▸ **Short exercise**
Retype the records below word for word and omit any image.

=== Material to process ===

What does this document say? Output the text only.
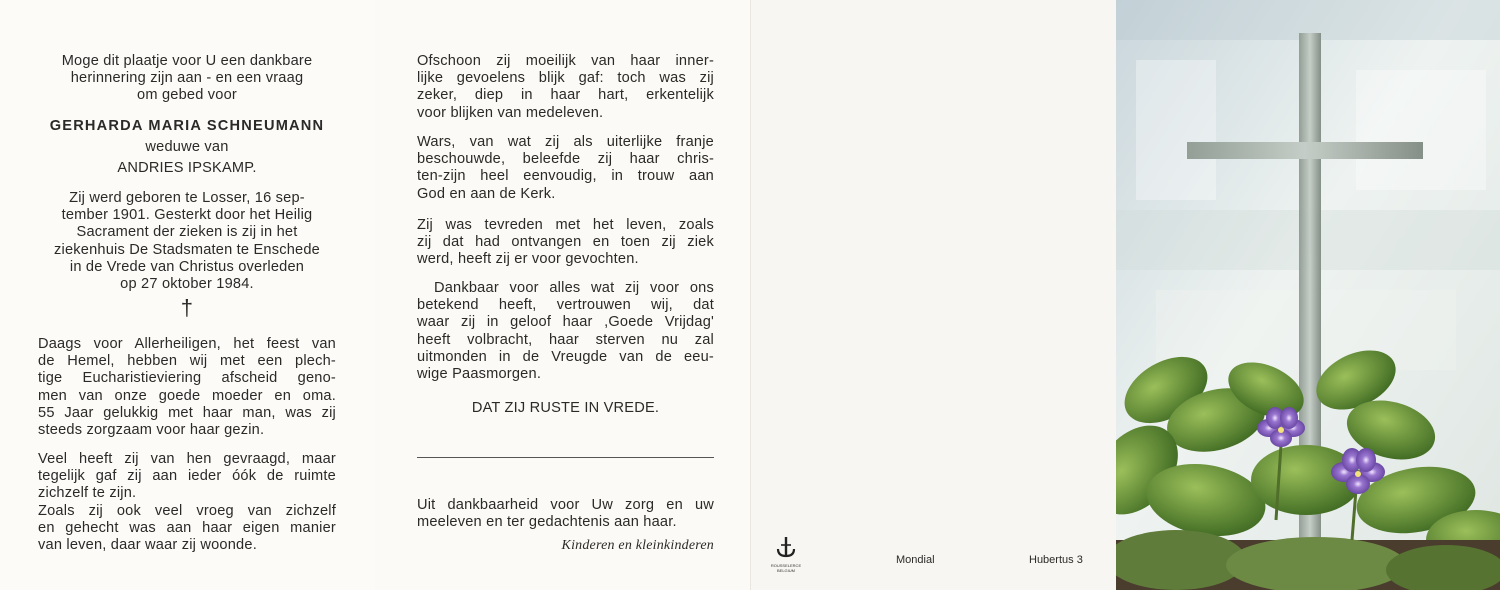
Moge dit plaatje voor U een dankbare
herinnering zijn aan - en een vraag
om gebed voor
GERHARDA MARIA SCHNEUMANN
weduwe van
ANDRIES IPSKAMP.
Zij werd geboren te Losser, 16 sep-
tember 1901. Gesterkt door het Heilig
Sacrament der zieken is zij in het
ziekenhuis De Stadsmaten te Enschede
in de Vrede van Christus overleden
op 27 oktober 1984.
†
Daags voor Allerheiligen, het feest van
de Hemel, hebben wij met een plech-
tige Eucharistieviering afscheid geno-
men van onze goede moeder en oma.
55 Jaar gelukkig met haar man, was zij
steeds zorgzaam voor haar gezin.
Veel heeft zij van hen gevraagd, maar
tegelijk gaf zij aan ieder óók de ruimte
zichzelf te zijn.
Zoals zij ook veel vroeg van zichzelf
en gehecht was aan haar eigen manier
van leven, daar waar zij woonde.
Ofschoon zij moeilijk van haar inner-
lijke gevoelens blijk gaf: toch was zij
zeker, diep in haar hart, erkentelijk
voor blijken van medeleven.
Wars, van wat zij als uiterlijke franje
beschouwde, beleefde zij haar chris-
ten-zijn heel eenvoudig, in trouw aan
God en aan de Kerk.
Zij was tevreden met het leven, zoals
zij dat had ontvangen en toen zij ziek
werd, heeft zij er voor gevochten.
Dankbaar voor alles wat zij voor ons
betekend heeft, vertrouwen wij, dat
waar zij in geloof haar ,Goede Vrijdag'
heeft volbracht, haar sterven nu zal
uitmonden in de Vreugde van de eeu-
wige Paasmorgen.
DAT ZIJ RUSTE IN VREDE.
Uit dankbaarheid voor Uw zorg en uw
meeleven en ter gedachtenis aan haar.
Kinderen en kleinkinderen
ROUSSELERCE
BELGIUM
Mondial	Hubertus 3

===

▸ **Answer**
What does this document say? Output the text only.
Moge dit plaatje voor U een dankbare
herinnering zijn aan - en een vraag
om gebed voor
GERHARDA MARIA SCHNEUMANN
weduwe van
ANDRIES IPSKAMP.
Zij werd geboren te Losser, 16 sep-
tember 1901. Gesterkt door het Heilig
Sacrament der zieken is zij in het
ziekenhuis De Stadsmaten te Enschede
in de Vrede van Christus overleden
op 27 oktober 1984.
†
Daags voor Allerheiligen, het feest van
de Hemel, hebben wij met een plech-
tige Eucharistieviering afscheid geno-
men van onze goede moeder en oma.
55 Jaar gelukkig met haar man, was zij
steeds zorgzaam voor haar gezin.
Veel heeft zij van hen gevraagd, maar
tegelijk gaf zij aan ieder óók de ruimte
zichzelf te zijn.
Zoals zij ook veel vroeg van zichzelf
en gehecht was aan haar eigen manier
van leven, daar waar zij woonde.
Ofschoon zij moeilijk van haar inner-
lijke gevoelens blijk gaf: toch was zij
zeker, diep in haar hart, erkentelijk
voor blijken van medeleven.
Wars, van wat zij als uiterlijke franje
beschouwde, beleefde zij haar chris-
ten-zijn heel eenvoudig, in trouw aan
God en aan de Kerk.
Zij was tevreden met het leven, zoals
zij dat had ontvangen en toen zij ziek
werd, heeft zij er voor gevochten.
Dankbaar voor alles wat zij voor ons
betekend heeft, vertrouwen wij, dat
waar zij in geloof haar ,Goede Vrijdag'
heeft volbracht, haar sterven nu zal
uitmonden in de Vreugde van de eeu-
wige Paasmorgen.
DAT ZIJ RUSTE IN VREDE.
Uit dankbaarheid voor Uw zorg en uw
meeleven en ter gedachtenis aan haar.
Kinderen en kleinkinderen
ROUSSELERCE
BELGIUM
Mondial	Hubertus 3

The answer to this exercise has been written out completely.